··· Records for this exercise

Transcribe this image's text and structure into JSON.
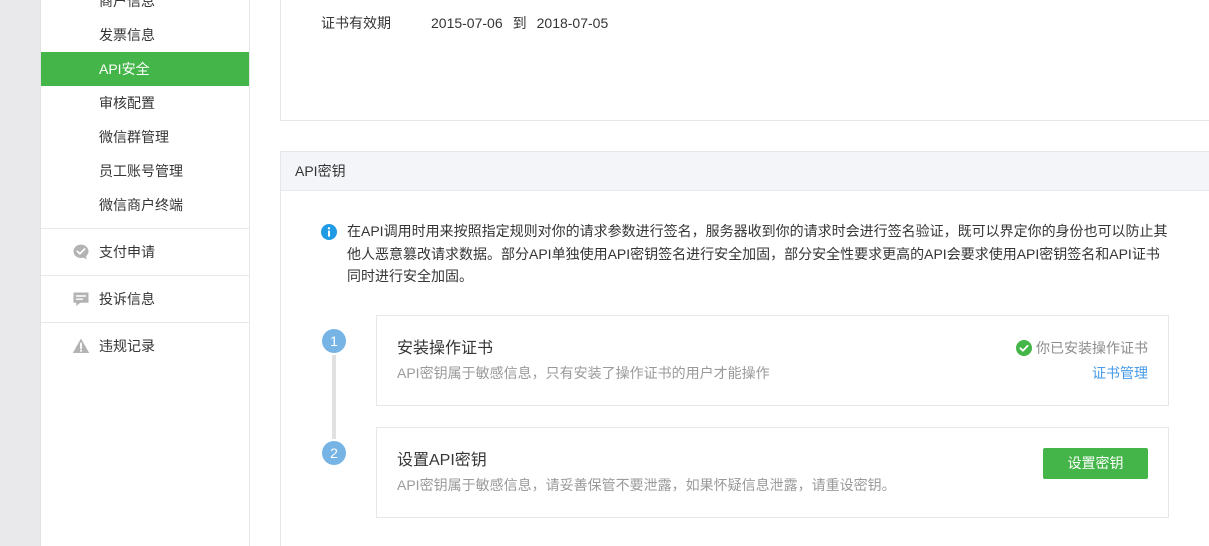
{
  "colors": {
    "accent": "#44b549",
    "link": "#459ae9",
    "info": "#1f9be6",
    "step": "#76b4e6",
    "text": "#353535",
    "muted": "#9a9a9a",
    "border": "#e7e7eb",
    "header_bg": "#f4f5f9",
    "icon_gray": "#b3b3b3",
    "gutter": "#e9e9ec"
  },
  "sidebar": {
    "items": [
      {
        "label": "商户信息"
      },
      {
        "label": "发票信息"
      },
      {
        "label": "API安全",
        "active": true
      },
      {
        "label": "审核配置"
      },
      {
        "label": "微信群管理"
      },
      {
        "label": "员工账号管理"
      },
      {
        "label": "微信商户终端"
      }
    ],
    "groups": [
      {
        "label": "支付申请",
        "icon": "payment-check-icon"
      },
      {
        "label": "投诉信息",
        "icon": "complaint-message-icon"
      },
      {
        "label": "违规记录",
        "icon": "warning-icon"
      }
    ]
  },
  "certificate": {
    "validity_label": "证书有效期",
    "start_date": "2015-07-06",
    "range_separator": "到",
    "end_date": "2018-07-05"
  },
  "api_key": {
    "title": "API密钥",
    "info_icon": "info-icon",
    "info_lines": [
      "在API调用时用来按照指定规则对你的请求参数进行签名，服务器收到你的请求时会进行签名验证，既可以界定你的身份也可以防止其",
      "他人恶意篡改请求数据。部分API单独使用API密钥签名进行安全加固，部分安全性要求更高的API会要求使用API密钥签名和API证书",
      "同时进行安全加固。"
    ],
    "steps": [
      {
        "number": "1",
        "title": "安装操作证书",
        "description": "API密钥属于敏感信息，只有安装了操作证书的用户才能操作",
        "status_icon": "check-circle-icon",
        "status": "你已安装操作证书",
        "link": "证书管理"
      },
      {
        "number": "2",
        "title": "设置API密钥",
        "description": "API密钥属于敏感信息，请妥善保管不要泄露，如果怀疑信息泄露，请重设密钥。",
        "button": "设置密钥"
      }
    ]
  }
}
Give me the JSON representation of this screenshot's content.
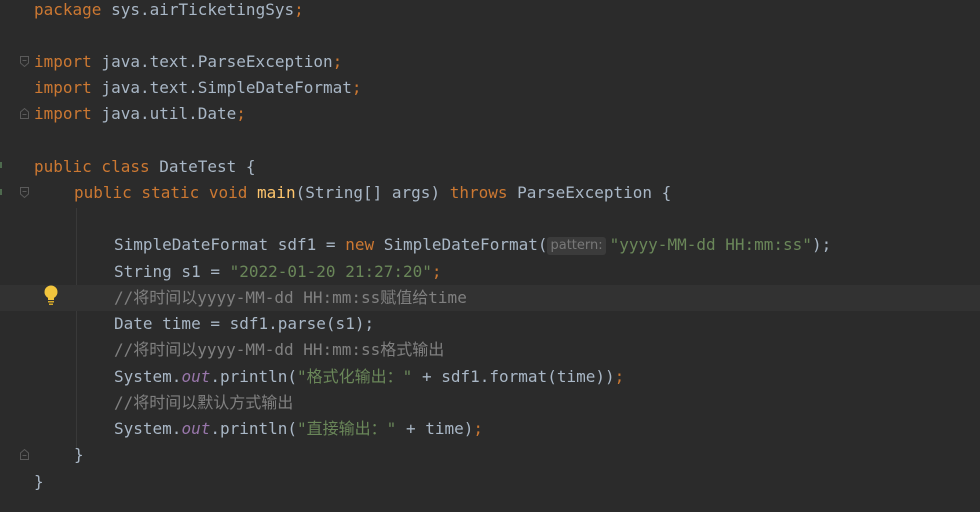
{
  "editor": {
    "lines": [
      {
        "t": "package_line",
        "pkg_kw": "package",
        "pkg_name": " sys.airTicketingSys",
        "semi": ";"
      },
      {
        "t": "blank"
      },
      {
        "t": "import",
        "kw": "import",
        "name": " java.text.ParseException",
        "semi": ";"
      },
      {
        "t": "import",
        "kw": "import",
        "name": " java.text.SimpleDateFormat",
        "semi": ";"
      },
      {
        "t": "import",
        "kw": "import",
        "name": " java.util.Date",
        "semi": ";"
      },
      {
        "t": "blank"
      }
    ],
    "package_kw": "package",
    "package_name": " sys.airTicketingSys",
    "semi": ";",
    "import_kw": "import",
    "import1": " java.text.ParseException",
    "import2": " java.text.SimpleDateFormat",
    "import3": " java.util.Date",
    "class_decl": {
      "kw1": "public",
      "kw2": " class",
      "name": " DateTest {"
    },
    "main_decl": {
      "kw1": "public",
      "kw2": " static",
      "kw3": " void",
      "fn": " main",
      "params": "(String[] args) ",
      "throws": "throws",
      "exc": " ParseException {"
    },
    "line_sdf": {
      "pre": "SimpleDateFormat sdf1 = ",
      "new_kw": "new",
      "ctor": " SimpleDateFormat(",
      "hint": "pattern:",
      "arg": "\"yyyy-MM-dd HH:mm:ss\"",
      "post": ");"
    },
    "line_s1": {
      "pre": "String s1 = ",
      "str": "\"2022-01-20 21:27:20\"",
      "semi": ";"
    },
    "comment1": "//将时间以yyyy-MM-dd HH:mm:ss赋值给time",
    "line_time": "Date time = sdf1.parse(s1);",
    "comment2": "//将时间以yyyy-MM-dd HH:mm:ss格式输出",
    "line_print1": {
      "sys": "System.",
      "out": "out",
      "call": ".println(",
      "str": "\"格式化输出：\"",
      "rest": " + sdf1.format(time))",
      "semi": ";"
    },
    "comment3": "//将时间以默认方式输出",
    "line_print2": {
      "sys": "System.",
      "out": "out",
      "call": ".println(",
      "str": "\"直接输出：\"",
      "rest": " + time)",
      "semi": ";"
    },
    "close_method": "}",
    "close_class": "}"
  },
  "colors": {
    "background": "#2b2b2b",
    "keyword": "#cc7832",
    "function": "#ffc66d",
    "string": "#6a8759",
    "comment": "#808080",
    "field": "#9876aa",
    "default": "#a9b7c6"
  },
  "icons": [
    "fold-icon",
    "lightbulb-icon"
  ]
}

······

» Goal of the exercise
Where a line in the material above holds "API密钥属于敏感信息", copy that line.

» Answer to the problem
        "description": "API密钥属于敏感信息，只有安装了操作证书的用户才能操作",
        "description": "API密钥属于敏感信息，请妥善保管不要泄露，如果怀疑信息泄露，请重设密钥。",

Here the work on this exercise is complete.